START PROVIDED TEXT

4.3 Study load and credits

Each program has a number of study components. The number of components and their weight determine the program’s study load. The study load of the programs and the corresponding study components are defined by the Department Board as a number of credits. The study load of each program as a whole and of the separate study components is included in the OER.

In the provisions above and elsewhere in this statute, the term ‘credits’ will be used in accordance with the European Credit Transfer System. This is a credit system that is used in the European Union and that became law in the Netherlands with the introduction of the Bachelor-Master structure. Credits are calculated in this system as follows: the study load for an academic year is 60 credits, and one credit equals 28 study hours. Therefore, 60 credits equals 1,680 hours of study.   

4.4 Study guidance

Students have the right to study guidance and the services of a student advisor and/or student counselor. In accordance with the Exceptional Care Act, special attention must be given to students who belong to an ethnic or cultural minority.

Each department has one or more academic advisors to support students. Individual student guidance must be regulated in the OER.

In addition to the support of an academic advisor from their own major and a student advisor/counselor from the ESA, students who study within the Bachelor College are also entitled to coaching by a study coach and – in the first semester after enrollment – the support of a student mentor (senior student from their own program). The OER specifies what the coaching and the various forms of support focus on. The tasks of the study coach, student mentor, academic advisor and student advisor are described below.

Tasks of the study coaches in het Bachelor programs

Each student is entitled to four meetings with the study coach, spread over the academic year.
The study coach, who may not be a program director or academic advisor, supports and coaches the student in:

  • the development of the student's professional identity as a future engineer;
  • the necessary selection process that this entails. This relates to choices such as selecting electives, including a USE package, whether to take part in an honors program, and selecting a Master’s program;
  • the managing and shaping his own choices, i.e. learning how to make study-related choices in the light of the ambitions he hopes to achieve;

The study coach can refer the student to the academic advisor (from his own major) if the student encounters problems that hamper his study progress. With permission of the Dean Bachelor College, the Department Board may elect to alter the role of the study coach.

Tasks of the student mentor in Bachelor's programs

The student mentor, who is appointed by the department and trained by the students advisors at ESA, supports students individually and in groups with regard to:

  • becoming a part of the program, the department and the university both socially and academically,
  • having contact with other students, being part of the program and studying,
  • learning by working with others, and developing study skills in consultation with the student advisors at ESA. The student mentor provides information and answers questions about the major, the department and the university, as well as information about whom to contact in case of questions or problems.

END PROVIDED TEXT

__TASKS__.
1 > The text on study load and study guidance names several support roles whose tasks it says will be described. List those roles.
2 > Extend the passage on study load and study guidance, picking up after its last sentence.

START RECORDS PROVIDED

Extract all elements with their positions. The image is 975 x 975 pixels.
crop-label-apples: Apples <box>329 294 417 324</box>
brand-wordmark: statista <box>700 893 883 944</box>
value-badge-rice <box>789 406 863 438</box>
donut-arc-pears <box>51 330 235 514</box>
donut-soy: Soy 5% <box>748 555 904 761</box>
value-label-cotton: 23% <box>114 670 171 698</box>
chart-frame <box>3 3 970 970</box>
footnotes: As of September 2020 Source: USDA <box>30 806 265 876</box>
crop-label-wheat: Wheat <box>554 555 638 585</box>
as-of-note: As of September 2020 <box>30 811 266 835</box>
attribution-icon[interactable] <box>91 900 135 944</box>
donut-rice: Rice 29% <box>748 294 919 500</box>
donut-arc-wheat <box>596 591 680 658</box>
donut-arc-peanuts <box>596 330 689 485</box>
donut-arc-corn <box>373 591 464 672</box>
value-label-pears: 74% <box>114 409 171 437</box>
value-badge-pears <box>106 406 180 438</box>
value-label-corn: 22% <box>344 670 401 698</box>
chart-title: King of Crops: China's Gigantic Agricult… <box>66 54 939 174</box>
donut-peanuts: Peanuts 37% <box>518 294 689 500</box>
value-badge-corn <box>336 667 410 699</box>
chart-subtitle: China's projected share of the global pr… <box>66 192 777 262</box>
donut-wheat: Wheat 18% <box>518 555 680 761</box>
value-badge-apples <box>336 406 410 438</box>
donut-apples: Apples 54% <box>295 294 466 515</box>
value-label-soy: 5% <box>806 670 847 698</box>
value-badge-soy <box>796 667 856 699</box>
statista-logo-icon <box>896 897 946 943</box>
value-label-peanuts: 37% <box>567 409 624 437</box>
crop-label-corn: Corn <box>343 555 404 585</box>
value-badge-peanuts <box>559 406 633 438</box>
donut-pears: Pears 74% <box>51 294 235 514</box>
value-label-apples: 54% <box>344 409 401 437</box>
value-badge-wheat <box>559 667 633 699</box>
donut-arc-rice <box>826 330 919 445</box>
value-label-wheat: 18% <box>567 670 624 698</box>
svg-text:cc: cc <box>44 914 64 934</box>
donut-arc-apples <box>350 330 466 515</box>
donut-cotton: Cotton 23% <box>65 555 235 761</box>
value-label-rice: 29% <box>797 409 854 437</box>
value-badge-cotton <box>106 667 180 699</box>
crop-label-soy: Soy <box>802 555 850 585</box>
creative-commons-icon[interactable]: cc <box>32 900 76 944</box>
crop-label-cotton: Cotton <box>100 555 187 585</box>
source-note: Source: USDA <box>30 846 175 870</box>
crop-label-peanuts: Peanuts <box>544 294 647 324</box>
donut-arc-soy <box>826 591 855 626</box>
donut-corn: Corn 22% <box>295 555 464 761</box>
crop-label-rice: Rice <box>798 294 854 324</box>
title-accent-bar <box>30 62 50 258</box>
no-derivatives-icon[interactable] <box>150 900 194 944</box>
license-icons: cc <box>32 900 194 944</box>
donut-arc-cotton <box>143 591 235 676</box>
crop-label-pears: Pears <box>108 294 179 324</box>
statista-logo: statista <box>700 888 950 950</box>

END RECORDS PROVIDED

__ANSWERS PER TASK__.
1 > study coach, student mentor, academic advisor, student advisor

2 >
Tasks of the academic advisor (own major)/graduate program

The academic advisor:

  • advises the student, at the student’s request or on his own initiative, on all aspects of the student’s program;
  • conducts individual and group interviews with students about study progress, study planning, study progress resolution (pre-Master students) and the binding study recommendation (Bachelor's students).
  • maintains an overview of the coaching and support for students and is the contact person for all parties involved: the student, study coach (Bachelor’s programs), student mentor (Bachelor’s programs), mentor/thesis supervisor (graduate program) and student advisor;
  • provides (depending on his or her substantive expertise) information on the structure, sequence and coherence of the study components, elective options, possibilities after the Bachelor’s program, opportunities to transfer to other majors within the TU/e or other Bachelor’s programs outside the TU/e, possibilities for specialization in the graduation programs, and opportunities for studying abroad;
  • discusses, at the student’s request, any problems with the coaching or the study coach (Bachelor’s programs) or the mentor/thesis supervisor (graduate program) and takes action where necessary;
  • advises the student and the study coach (Bachelor’s programs) or the mentor/thesis supervisor (graduate program) on referral to a ESA student advisor/counselor if there are exceptional circumstances or problems relating to study skills, the selection process, or personal problems that affect the student’s ability to study.

Tasks of mentor (graduate program)

The mentor

  • is an assistant professor, associate professor or a full professor. In many cased, the mentor is the thesis supervisor, but this is not a requirement;
  • provides guidance at the student's request;

guides the student during the Master's program with regard to:

  • the student's chosen career path and the related choices within (and, where relevant, outside) the degree program;
  • the composition of the program (specializations, free electives, internship, main topic of graduation);
  • the student’s development of his own professional skills, in which the mentor involves the development plan for professional skills that the student designed at the beginning of the Master’s program.
  • should advise the student on the specializations he has chosen in his degree program; 
  • discusses the Code of conduct for academic practice with the student, who, in the presence of the mentor, signs a statement to the effect that he will comply with the rules of academic integrity. 

Tasks of the student advisor (ESA)

The student advisor advises and supports the student in:

  • (problems relating to) studying and study skills (including motivation, fear of failure, study attitude, study behavior, procrastination),
  • personal problems that affect the student’s ability to study (where necessary, the student advisor refers the student to external bodies;
  • overcoming a stagnating choice process: career guidance and preparation for the labor market (CareerCenter).

Tasks of the student counselor (ESA)

The student counselor advises and supports the student in:

  • personal circumstances (including functional impairments such as dyslexia, autism, or chronic illness):
  • administrative matters, such as admission, study grants, the scheme for top-level sport.

4.5 Studying with a functional impairment

Students with a functional impairment or chronic illness (referred to below as ‘functional impairment’) often suffer delays to their study. This is because, as a result of the impairment, they cannot devote as much time and energy to their program as the average student or must devote more time and energy to their program than the average student. The TU/e must take reasonable measures to make it possible for students with a functional impairment to take part in the program and in examinations.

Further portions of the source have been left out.